Written problem
Leave out the images; return the rest of the data exactly.

Exercise materials
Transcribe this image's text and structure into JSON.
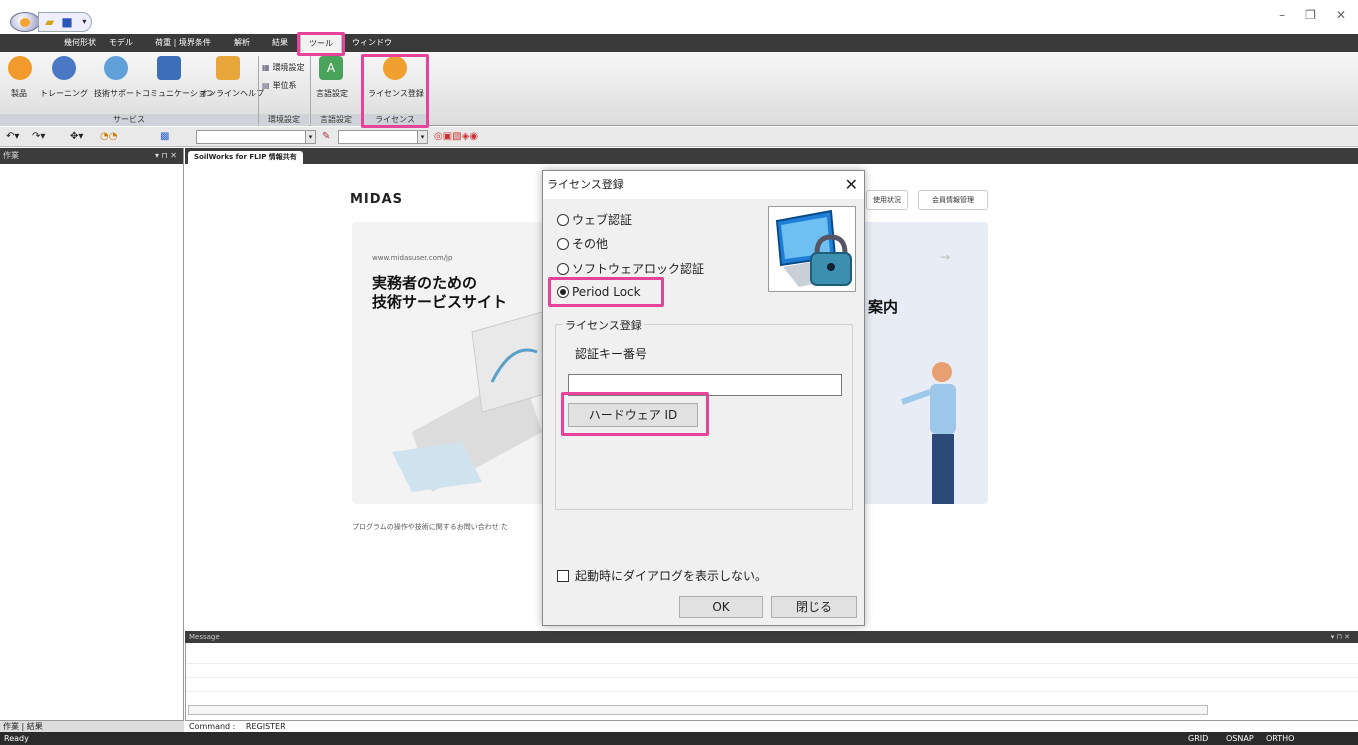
{
  "quick_access": {
    "icons": [
      "open-folder-icon",
      "save-icon",
      "dropdown-icon"
    ]
  },
  "window_controls": {
    "minimize": "–",
    "restore": "❐",
    "close": "✕"
  },
  "ribbon_tabs": [
    {
      "label": "幾何形状"
    },
    {
      "label": "モデル"
    },
    {
      "label": "荷重 | 境界条件"
    },
    {
      "label": "解析"
    },
    {
      "label": "結果"
    },
    {
      "label": "ツール"
    },
    {
      "label": "ウィンドウ"
    }
  ],
  "ribbon": {
    "service_buttons": [
      "製品",
      "トレーニング",
      "技術サポート",
      "コミュニケーション",
      "オンラインヘルプ"
    ],
    "env_small_buttons": [
      "環境設定",
      "単位系"
    ],
    "language_button": "言語設定",
    "license_button": "ライセンス登録",
    "group_labels": [
      "サービス",
      "環境設定",
      "言語設定",
      "ライセンス"
    ]
  },
  "left_panel": {
    "title": "作業",
    "controls": "▾ ⊓ ✕",
    "tabs": "作業 | 結果"
  },
  "doc_tab": "SoilWorks for FLIP 情報共有",
  "webpage": {
    "logo": "MIDAS",
    "url": "www.midasuser.com/jp",
    "headline_1": "実務者のための",
    "headline_2": "技術サービスサイト",
    "btn_usage": "使用状況",
    "btn_member": "会員情報管理",
    "arrow": "→",
    "right_text": "案内",
    "footnote": "プログラムの操作や技術に関するお問い合わせ た"
  },
  "message_panel": {
    "title": "Message",
    "controls": "▾ ⊓ ✕"
  },
  "command_line": {
    "label": "Command :",
    "value": "REGISTER"
  },
  "status_bar": {
    "left": "Ready",
    "grid": "GRID",
    "osnap": "OSNAP",
    "ortho": "ORTHO"
  },
  "dialog": {
    "title": "ライセンス登録",
    "close": "✕",
    "options": [
      {
        "label": "ウェブ認証",
        "selected": false
      },
      {
        "label": "その他",
        "selected": false
      },
      {
        "label": "ソフトウェアロック認証",
        "selected": false
      },
      {
        "label": "Period Lock",
        "selected": true
      }
    ],
    "group_label": "ライセンス登録",
    "key_label": "認証キー番号",
    "key_value": "",
    "hardware_button": "ハードウェア ID",
    "checkbox_label": "起動時にダイアログを表示しない。",
    "checkbox_checked": false,
    "ok": "OK",
    "close_button": "閉じる"
  },
  "colors": {
    "highlight": "#e8439b",
    "tabbar": "#3a3a3a",
    "accent_blue": "#1f7fd6"
  }
}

Answer for the task
Transcribe this image's text and structure into JSON.
{
  "quick_access": {
    "icons": [
      "open-folder-icon",
      "save-icon",
      "dropdown-icon"
    ]
  },
  "window_controls": {
    "minimize": "–",
    "restore": "❐",
    "close": "✕"
  },
  "ribbon_tabs": [
    {
      "label": "幾何形状"
    },
    {
      "label": "モデル"
    },
    {
      "label": "荷重 | 境界条件"
    },
    {
      "label": "解析"
    },
    {
      "label": "結果"
    },
    {
      "label": "ツール"
    },
    {
      "label": "ウィンドウ"
    }
  ],
  "ribbon": {
    "service_buttons": [
      "製品",
      "トレーニング",
      "技術サポート",
      "コミュニケーション",
      "オンラインヘルプ"
    ],
    "env_small_buttons": [
      "環境設定",
      "単位系"
    ],
    "language_button": "言語設定",
    "license_button": "ライセンス登録",
    "group_labels": [
      "サービス",
      "環境設定",
      "言語設定",
      "ライセンス"
    ]
  },
  "left_panel": {
    "title": "作業",
    "controls": "▾ ⊓ ✕",
    "tabs": "作業 | 結果"
  },
  "doc_tab": "SoilWorks for FLIP 情報共有",
  "webpage": {
    "logo": "MIDAS",
    "url": "www.midasuser.com/jp",
    "headline_1": "実務者のための",
    "headline_2": "技術サービスサイト",
    "btn_usage": "使用状況",
    "btn_member": "会員情報管理",
    "arrow": "→",
    "right_text": "案内",
    "footnote": "プログラムの操作や技術に関するお問い合わせ た"
  },
  "message_panel": {
    "title": "Message",
    "controls": "▾ ⊓ ✕"
  },
  "command_line": {
    "label": "Command :",
    "value": "REGISTER"
  },
  "status_bar": {
    "left": "Ready",
    "grid": "GRID",
    "osnap": "OSNAP",
    "ortho": "ORTHO"
  },
  "dialog": {
    "title": "ライセンス登録",
    "close": "✕",
    "options": [
      {
        "label": "ウェブ認証",
        "selected": false
      },
      {
        "label": "その他",
        "selected": false
      },
      {
        "label": "ソフトウェアロック認証",
        "selected": false
      },
      {
        "label": "Period Lock",
        "selected": true
      }
    ],
    "group_label": "ライセンス登録",
    "key_label": "認証キー番号",
    "key_value": "",
    "hardware_button": "ハードウェア ID",
    "checkbox_label": "起動時にダイアログを表示しない。",
    "checkbox_checked": false,
    "ok": "OK",
    "close_button": "閉じる"
  },
  "colors": {
    "highlight": "#e8439b",
    "tabbar": "#3a3a3a",
    "accent_blue": "#1f7fd6"
  }
}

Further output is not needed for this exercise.